The problem |
Scan each line of the records for the word "this" and extract the ones that have it.

start Recorded information

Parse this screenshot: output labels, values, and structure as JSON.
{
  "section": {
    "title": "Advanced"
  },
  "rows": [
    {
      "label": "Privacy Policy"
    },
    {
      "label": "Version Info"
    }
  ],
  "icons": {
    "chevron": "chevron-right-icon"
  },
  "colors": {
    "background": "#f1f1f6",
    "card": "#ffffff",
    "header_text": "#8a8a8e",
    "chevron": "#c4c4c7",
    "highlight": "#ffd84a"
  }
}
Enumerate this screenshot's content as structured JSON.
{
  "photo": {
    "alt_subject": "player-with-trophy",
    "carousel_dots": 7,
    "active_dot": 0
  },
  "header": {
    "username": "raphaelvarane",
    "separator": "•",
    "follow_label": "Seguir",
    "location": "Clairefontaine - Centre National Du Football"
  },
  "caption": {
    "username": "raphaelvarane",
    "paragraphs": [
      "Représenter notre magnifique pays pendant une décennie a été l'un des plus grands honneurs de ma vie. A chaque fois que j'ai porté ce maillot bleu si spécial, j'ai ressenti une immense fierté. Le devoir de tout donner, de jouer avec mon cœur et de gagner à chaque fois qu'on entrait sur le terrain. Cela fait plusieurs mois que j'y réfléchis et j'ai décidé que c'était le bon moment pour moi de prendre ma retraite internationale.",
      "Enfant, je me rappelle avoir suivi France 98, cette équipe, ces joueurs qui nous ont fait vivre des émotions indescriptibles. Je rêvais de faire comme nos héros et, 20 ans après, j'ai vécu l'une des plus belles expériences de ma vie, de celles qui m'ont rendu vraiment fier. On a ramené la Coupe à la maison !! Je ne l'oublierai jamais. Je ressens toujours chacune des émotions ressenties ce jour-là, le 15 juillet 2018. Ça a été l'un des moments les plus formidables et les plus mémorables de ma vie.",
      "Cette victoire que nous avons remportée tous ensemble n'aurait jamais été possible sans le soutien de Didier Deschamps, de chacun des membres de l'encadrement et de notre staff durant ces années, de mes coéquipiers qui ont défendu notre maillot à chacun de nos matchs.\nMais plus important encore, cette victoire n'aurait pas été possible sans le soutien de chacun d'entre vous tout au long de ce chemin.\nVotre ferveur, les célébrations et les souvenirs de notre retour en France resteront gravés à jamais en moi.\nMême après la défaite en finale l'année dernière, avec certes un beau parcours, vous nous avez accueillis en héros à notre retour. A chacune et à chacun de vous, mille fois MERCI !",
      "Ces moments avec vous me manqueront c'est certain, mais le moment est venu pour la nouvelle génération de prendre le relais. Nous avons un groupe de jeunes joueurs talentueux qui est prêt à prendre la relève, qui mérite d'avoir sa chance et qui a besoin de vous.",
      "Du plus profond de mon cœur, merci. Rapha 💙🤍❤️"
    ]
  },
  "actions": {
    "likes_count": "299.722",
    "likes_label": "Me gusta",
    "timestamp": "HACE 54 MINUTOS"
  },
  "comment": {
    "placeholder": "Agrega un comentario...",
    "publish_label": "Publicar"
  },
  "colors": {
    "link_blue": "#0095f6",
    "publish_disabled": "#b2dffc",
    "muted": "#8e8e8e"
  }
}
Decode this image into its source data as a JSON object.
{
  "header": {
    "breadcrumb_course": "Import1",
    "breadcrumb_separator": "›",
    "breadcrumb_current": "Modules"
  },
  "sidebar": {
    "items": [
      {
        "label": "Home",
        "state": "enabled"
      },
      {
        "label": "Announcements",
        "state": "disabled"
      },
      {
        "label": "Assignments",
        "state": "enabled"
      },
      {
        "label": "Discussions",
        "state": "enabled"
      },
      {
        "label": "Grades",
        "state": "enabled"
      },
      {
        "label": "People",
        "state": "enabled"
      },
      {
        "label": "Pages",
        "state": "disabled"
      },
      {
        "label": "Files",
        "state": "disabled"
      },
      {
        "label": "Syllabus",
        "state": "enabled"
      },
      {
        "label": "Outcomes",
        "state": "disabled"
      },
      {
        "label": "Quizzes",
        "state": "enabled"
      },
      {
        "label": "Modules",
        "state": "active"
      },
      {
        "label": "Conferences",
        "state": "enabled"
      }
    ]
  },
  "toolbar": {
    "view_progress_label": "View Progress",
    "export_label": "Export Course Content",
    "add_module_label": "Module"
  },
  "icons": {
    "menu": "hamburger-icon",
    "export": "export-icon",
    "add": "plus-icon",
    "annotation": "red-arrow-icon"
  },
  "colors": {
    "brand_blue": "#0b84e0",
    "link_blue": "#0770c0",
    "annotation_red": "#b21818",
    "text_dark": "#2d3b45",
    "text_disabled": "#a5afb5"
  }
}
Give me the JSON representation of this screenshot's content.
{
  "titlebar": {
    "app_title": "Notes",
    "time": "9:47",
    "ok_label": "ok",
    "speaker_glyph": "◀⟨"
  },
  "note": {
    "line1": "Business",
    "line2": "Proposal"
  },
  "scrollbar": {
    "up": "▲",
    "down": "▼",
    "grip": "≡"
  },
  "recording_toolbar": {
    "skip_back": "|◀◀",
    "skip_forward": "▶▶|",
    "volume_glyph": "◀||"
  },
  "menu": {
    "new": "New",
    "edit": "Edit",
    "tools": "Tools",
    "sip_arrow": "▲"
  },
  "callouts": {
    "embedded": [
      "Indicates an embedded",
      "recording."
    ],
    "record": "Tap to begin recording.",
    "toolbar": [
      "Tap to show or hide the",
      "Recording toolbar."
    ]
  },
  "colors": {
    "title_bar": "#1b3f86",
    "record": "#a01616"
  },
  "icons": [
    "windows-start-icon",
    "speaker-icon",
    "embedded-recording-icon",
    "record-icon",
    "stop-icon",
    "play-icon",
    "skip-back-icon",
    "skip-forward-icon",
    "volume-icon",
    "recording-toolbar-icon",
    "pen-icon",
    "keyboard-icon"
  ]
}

end Recorded information

Finished answer |
Parse this screenshot: output labels, values, and structure as JSON.
Enumerate this screenshot's content as structured JSON.
Decode this image into its source data as a JSON object.
Give me the JSON representation of this screenshot's content.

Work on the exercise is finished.